╭─ INFORMATION

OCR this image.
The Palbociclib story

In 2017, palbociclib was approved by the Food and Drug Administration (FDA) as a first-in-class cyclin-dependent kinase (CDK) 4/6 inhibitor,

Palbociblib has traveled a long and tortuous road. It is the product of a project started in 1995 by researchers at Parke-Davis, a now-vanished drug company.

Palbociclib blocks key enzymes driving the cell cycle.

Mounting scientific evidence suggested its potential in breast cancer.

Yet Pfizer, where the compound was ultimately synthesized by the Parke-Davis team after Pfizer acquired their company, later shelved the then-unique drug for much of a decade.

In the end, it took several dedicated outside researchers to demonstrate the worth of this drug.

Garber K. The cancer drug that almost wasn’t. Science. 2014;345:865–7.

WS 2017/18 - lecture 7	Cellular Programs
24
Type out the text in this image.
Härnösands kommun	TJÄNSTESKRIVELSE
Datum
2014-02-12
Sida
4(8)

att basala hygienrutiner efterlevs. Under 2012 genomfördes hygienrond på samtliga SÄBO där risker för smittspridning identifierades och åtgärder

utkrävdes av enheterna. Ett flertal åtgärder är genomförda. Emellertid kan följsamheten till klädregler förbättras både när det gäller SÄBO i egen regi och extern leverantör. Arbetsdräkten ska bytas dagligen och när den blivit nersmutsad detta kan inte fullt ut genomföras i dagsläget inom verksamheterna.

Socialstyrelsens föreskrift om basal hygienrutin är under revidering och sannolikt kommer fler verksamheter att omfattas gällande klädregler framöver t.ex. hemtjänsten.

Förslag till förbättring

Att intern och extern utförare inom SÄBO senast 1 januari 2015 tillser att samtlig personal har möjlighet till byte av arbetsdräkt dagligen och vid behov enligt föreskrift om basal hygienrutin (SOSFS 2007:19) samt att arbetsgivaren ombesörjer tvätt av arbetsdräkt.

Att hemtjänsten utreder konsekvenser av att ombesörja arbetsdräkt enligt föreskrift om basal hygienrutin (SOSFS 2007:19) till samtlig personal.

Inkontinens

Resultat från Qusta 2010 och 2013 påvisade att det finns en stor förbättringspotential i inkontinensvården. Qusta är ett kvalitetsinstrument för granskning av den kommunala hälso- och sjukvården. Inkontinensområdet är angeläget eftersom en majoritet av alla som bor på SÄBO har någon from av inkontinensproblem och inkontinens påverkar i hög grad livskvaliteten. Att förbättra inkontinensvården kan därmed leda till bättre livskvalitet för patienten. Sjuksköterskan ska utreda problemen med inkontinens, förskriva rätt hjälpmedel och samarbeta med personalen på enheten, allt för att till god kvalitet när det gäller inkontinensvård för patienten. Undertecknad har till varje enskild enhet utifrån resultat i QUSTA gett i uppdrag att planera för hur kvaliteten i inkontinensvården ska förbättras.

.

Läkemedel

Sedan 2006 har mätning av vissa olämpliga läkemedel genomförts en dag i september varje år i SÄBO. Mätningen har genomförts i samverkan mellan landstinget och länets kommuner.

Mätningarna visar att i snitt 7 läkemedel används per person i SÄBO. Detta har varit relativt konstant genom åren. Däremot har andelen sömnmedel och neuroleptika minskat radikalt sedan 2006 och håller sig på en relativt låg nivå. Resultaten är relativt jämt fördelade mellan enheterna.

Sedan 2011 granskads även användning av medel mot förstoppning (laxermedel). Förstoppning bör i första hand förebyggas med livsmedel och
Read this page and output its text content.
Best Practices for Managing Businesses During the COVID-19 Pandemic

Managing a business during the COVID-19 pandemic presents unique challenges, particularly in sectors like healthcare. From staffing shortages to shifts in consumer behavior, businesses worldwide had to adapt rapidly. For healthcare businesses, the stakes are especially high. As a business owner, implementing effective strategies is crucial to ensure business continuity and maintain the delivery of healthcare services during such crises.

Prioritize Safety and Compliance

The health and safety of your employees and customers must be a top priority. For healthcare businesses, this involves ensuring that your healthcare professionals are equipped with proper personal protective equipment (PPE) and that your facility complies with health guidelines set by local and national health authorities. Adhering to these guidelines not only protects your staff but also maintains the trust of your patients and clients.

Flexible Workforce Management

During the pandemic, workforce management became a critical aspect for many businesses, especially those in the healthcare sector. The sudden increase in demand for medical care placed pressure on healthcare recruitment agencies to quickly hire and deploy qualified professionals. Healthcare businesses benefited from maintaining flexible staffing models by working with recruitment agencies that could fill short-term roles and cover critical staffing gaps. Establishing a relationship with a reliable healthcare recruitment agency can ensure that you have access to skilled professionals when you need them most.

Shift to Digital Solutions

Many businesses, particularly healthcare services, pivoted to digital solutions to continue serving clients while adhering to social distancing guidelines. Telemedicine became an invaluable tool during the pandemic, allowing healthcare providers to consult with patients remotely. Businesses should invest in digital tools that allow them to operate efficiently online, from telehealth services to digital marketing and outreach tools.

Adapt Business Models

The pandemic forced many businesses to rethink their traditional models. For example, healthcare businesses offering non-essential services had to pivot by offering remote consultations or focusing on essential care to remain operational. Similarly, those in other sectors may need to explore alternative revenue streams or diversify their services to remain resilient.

╰─

* AIM OF THE TASK:
Each line of the listing that includes the word "åtgärder" should be copied out.

* RESPONSE AREA:
att basala hygienrutiner efterlevs. Under 2012 genomfördes hygienrond på samtliga SÄBO där risker för smittspridning identifierades och åtgärder
utkrävdes av enheterna. Ett flertal åtgärder är genomförda. Emellertid kan följsamheten till klädregler förbättras både när det gäller SÄBO i egen regi och extern leverantör. Arbetsdräkten ska bytas dagligen och när den blivit nersmutsad detta kan inte fullt ut genomföras i dagsläget inom verksamheterna.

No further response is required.